Dataset content =
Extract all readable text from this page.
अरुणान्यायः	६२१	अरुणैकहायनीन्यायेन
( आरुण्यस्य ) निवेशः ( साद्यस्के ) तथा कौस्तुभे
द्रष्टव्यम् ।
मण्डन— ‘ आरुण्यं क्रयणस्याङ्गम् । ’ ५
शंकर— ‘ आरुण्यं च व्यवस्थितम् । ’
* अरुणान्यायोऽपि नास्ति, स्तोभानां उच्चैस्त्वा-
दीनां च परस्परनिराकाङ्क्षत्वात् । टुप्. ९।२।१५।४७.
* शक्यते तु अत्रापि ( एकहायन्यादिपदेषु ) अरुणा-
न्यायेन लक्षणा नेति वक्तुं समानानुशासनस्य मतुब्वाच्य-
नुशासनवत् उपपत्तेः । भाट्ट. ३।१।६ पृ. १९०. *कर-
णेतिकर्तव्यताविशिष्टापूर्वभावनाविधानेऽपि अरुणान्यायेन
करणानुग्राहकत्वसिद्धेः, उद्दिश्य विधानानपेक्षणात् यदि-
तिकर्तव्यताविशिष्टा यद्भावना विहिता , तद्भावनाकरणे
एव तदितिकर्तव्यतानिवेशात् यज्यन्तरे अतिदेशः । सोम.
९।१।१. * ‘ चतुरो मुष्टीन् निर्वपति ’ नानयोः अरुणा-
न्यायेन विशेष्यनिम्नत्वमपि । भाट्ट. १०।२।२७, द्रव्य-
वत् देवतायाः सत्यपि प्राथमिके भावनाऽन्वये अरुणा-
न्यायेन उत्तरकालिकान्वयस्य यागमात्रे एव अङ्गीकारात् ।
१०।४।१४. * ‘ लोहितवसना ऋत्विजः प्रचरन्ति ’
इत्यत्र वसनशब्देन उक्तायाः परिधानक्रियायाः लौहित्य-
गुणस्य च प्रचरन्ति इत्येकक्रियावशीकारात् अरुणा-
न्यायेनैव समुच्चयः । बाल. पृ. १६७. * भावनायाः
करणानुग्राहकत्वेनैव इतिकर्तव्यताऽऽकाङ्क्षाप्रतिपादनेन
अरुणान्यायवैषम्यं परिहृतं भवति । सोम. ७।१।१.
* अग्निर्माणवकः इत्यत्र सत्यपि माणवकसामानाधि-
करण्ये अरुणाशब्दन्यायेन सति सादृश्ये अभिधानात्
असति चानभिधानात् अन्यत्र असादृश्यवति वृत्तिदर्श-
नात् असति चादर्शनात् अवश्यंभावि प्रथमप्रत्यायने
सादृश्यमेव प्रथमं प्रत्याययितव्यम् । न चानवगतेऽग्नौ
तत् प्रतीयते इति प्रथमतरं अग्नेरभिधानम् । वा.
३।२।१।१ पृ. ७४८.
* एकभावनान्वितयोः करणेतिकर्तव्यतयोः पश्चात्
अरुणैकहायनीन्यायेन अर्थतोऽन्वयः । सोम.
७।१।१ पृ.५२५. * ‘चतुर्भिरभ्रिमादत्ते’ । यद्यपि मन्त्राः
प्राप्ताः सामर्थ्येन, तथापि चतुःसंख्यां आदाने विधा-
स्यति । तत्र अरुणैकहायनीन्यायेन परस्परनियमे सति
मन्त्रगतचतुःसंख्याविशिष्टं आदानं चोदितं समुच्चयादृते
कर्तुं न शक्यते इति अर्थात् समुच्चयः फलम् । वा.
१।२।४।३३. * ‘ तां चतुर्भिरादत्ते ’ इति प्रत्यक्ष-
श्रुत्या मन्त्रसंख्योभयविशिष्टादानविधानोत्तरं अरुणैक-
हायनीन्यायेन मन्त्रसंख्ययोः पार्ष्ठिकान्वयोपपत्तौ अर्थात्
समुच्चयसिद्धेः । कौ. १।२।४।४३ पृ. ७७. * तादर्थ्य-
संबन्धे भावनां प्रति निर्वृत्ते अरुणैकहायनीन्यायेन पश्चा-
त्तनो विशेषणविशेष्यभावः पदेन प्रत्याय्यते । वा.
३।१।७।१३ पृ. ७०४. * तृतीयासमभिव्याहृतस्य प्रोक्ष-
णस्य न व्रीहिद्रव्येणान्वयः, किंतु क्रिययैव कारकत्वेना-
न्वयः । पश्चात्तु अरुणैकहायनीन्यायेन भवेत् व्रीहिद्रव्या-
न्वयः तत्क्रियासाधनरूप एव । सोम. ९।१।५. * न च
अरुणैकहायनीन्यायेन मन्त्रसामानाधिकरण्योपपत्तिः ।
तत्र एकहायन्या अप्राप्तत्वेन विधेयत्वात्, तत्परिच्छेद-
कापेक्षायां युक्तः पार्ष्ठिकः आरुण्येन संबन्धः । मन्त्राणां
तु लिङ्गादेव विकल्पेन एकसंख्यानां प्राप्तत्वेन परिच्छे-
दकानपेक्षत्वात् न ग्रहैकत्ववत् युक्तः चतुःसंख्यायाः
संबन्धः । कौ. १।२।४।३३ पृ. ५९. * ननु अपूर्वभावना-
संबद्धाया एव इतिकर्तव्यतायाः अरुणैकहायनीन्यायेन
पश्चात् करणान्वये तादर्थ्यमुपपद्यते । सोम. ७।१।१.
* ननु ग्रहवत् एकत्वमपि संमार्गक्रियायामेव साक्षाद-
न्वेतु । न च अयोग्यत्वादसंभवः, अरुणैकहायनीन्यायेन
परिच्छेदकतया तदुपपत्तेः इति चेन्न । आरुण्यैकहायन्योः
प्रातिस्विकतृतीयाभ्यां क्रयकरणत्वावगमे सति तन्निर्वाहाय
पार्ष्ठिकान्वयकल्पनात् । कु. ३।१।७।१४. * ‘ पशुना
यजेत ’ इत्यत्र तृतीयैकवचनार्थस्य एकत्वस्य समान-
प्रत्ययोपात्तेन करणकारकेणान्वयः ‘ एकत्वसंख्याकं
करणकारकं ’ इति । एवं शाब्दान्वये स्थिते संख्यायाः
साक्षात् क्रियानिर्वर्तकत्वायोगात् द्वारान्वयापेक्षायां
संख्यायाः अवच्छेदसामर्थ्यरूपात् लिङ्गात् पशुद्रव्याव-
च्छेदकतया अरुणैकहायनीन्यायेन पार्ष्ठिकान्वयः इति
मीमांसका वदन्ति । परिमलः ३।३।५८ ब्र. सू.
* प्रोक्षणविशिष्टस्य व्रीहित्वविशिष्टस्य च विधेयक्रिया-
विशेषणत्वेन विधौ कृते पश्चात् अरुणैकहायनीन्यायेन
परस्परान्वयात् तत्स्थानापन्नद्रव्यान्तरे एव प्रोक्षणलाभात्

Challenge =
Pull out every line of the records above that contains the word "रचरन".

Complete output =
१०।४।१४. * ‘ लोहितवसना ऋत्विजः प्रचरन्ति ’
गुणस्य च प्रचरन्ति इत्येकक्रियावशीकारात् अरुणा-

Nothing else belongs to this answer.